• **Problem to work on**: Check every line for the word "Electronzap" and give the number of lines where it occurs, nothing else.

• **Extracted records**:

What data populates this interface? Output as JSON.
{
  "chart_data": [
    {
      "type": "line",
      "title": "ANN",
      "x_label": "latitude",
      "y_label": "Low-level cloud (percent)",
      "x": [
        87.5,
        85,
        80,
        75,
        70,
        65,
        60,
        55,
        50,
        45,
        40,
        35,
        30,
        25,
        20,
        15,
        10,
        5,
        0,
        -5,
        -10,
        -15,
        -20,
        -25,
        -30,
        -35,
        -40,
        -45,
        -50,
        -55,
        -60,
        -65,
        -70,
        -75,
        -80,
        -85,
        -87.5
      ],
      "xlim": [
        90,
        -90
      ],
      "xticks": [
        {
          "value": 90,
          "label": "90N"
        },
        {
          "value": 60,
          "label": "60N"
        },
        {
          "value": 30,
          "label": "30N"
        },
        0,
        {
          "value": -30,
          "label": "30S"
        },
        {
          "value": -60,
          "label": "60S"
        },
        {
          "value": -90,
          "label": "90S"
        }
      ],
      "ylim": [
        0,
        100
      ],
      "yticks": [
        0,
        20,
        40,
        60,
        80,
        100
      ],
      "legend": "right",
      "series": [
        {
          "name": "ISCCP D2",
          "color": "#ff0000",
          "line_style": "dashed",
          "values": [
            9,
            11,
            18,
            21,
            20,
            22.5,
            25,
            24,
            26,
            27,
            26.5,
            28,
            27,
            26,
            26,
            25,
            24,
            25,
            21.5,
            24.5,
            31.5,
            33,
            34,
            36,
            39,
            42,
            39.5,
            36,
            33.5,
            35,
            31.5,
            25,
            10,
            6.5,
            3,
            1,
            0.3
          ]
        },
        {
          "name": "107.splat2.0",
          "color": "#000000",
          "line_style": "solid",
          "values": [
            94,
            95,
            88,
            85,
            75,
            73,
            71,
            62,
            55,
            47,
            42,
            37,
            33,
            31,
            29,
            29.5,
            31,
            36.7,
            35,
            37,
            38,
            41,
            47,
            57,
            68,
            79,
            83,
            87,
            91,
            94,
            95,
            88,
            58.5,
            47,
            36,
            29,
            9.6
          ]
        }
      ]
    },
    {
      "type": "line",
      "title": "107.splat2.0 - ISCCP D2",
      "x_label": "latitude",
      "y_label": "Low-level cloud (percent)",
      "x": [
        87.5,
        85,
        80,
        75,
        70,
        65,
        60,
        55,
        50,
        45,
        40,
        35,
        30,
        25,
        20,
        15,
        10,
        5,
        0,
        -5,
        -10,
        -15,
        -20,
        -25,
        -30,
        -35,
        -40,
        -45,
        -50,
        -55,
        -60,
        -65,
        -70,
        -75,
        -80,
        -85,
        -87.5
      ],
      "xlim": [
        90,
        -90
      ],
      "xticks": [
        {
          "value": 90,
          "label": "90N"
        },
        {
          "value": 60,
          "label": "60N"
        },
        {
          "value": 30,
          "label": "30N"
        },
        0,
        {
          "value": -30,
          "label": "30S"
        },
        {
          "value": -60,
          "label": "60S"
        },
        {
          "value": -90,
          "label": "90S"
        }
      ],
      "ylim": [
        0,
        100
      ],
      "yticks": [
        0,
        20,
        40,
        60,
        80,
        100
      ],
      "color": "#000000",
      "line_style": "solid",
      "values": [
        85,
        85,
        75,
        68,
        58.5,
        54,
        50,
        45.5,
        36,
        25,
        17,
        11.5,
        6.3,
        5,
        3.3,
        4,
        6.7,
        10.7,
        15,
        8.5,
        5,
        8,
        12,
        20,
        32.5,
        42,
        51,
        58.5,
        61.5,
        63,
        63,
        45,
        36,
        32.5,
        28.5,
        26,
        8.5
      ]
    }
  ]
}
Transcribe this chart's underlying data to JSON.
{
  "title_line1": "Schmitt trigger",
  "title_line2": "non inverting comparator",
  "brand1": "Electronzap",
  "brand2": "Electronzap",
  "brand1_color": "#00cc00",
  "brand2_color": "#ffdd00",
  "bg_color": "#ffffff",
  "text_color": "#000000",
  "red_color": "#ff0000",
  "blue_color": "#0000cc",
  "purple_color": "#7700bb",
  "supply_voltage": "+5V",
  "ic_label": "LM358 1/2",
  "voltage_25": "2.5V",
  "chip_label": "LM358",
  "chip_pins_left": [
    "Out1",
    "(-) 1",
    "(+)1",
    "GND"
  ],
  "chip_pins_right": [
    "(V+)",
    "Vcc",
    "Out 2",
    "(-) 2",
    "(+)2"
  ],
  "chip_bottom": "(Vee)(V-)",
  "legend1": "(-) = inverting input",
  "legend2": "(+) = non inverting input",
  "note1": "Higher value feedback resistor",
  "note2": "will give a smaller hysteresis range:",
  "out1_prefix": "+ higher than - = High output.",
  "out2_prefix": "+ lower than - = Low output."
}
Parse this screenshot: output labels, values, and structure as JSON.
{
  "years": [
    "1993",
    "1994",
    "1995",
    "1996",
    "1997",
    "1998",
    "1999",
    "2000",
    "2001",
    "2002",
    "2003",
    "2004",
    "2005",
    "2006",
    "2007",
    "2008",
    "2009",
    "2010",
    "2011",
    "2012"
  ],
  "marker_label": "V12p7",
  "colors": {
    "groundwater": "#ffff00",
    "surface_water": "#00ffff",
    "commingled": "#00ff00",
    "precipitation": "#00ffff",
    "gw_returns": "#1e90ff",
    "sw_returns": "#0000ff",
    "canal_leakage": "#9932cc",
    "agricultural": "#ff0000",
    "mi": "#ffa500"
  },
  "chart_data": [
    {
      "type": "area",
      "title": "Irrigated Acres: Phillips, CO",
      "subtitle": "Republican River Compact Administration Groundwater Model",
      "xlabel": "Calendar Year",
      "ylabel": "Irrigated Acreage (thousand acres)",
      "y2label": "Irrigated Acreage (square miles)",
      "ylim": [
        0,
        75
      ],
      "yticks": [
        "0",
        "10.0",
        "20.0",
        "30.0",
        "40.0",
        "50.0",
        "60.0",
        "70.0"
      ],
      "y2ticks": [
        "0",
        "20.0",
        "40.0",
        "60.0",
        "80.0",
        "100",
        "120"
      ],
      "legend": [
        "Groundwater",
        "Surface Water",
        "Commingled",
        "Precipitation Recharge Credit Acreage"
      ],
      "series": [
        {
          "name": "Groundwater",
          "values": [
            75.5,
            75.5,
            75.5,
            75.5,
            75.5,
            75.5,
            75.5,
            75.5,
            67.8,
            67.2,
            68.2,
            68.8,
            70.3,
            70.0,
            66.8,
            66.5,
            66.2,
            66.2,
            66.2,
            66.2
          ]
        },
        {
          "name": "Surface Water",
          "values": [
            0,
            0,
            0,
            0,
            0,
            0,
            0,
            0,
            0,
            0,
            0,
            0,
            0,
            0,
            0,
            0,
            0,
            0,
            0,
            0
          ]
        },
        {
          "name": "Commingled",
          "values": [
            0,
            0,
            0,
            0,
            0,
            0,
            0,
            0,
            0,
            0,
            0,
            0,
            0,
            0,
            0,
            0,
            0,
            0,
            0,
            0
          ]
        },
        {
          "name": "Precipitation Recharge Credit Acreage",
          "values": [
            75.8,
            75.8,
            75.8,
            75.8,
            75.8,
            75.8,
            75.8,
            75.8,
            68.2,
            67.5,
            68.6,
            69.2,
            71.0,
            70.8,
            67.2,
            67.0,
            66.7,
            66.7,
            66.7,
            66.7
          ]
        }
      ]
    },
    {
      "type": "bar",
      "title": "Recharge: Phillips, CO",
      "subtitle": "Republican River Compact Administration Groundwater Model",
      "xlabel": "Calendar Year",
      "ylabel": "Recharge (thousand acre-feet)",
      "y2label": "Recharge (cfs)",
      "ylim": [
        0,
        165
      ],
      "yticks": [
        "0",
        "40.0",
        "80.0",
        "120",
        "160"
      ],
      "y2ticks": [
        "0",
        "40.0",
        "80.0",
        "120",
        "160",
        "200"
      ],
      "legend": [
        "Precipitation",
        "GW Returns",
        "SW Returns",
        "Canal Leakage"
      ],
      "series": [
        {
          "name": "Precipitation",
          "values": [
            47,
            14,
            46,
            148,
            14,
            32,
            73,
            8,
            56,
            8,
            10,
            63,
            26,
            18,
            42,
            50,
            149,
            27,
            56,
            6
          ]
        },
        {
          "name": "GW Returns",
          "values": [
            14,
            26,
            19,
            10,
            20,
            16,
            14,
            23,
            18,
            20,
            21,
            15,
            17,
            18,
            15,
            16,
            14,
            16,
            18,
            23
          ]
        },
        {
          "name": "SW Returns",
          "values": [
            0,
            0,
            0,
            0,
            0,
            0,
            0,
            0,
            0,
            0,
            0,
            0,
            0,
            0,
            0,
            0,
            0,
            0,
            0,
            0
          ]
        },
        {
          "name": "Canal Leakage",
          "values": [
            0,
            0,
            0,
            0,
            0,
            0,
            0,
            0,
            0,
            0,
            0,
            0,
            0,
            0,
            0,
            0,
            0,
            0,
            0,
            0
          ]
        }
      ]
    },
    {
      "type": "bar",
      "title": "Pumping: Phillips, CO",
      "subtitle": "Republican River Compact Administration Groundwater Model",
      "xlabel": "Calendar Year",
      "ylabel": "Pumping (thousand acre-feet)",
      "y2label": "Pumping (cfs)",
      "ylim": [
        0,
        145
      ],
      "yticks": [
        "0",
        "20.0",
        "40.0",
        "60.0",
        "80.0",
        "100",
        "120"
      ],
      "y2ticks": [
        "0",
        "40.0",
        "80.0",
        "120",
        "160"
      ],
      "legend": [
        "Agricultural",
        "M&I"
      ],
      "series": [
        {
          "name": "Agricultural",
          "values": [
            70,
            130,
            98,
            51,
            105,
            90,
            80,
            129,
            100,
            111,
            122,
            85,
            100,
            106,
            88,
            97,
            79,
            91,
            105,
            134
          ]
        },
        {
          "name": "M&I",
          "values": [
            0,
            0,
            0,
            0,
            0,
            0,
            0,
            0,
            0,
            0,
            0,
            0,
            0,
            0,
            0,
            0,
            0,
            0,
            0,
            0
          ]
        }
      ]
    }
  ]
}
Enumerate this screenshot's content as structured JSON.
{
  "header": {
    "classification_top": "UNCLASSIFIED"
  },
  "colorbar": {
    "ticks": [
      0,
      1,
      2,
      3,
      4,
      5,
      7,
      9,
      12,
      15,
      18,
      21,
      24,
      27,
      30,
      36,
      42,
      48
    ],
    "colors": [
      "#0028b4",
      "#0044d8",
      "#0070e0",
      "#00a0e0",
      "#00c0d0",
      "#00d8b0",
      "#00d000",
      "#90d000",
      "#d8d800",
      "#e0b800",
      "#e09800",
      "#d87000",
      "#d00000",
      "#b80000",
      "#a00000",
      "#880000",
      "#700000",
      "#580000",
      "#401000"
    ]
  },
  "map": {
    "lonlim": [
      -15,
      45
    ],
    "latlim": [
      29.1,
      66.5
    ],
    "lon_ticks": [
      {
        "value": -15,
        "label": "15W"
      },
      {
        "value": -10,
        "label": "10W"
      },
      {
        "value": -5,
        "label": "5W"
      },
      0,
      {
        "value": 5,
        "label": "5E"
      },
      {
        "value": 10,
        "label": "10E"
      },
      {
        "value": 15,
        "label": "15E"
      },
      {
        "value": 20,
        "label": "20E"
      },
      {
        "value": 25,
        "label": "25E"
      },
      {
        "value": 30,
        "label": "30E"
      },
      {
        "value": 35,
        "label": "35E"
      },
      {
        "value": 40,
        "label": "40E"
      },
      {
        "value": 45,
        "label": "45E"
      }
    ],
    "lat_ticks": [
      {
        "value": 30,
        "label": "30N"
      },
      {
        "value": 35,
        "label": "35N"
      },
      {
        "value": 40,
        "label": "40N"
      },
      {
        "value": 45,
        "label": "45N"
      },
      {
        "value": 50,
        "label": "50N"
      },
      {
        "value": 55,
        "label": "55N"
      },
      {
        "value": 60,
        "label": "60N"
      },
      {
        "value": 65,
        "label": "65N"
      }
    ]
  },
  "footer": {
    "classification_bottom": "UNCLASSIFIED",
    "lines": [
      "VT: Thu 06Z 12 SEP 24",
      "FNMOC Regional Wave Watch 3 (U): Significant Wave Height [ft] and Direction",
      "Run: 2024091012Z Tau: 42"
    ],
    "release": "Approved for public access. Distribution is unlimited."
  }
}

• **Result for this exercise**: 2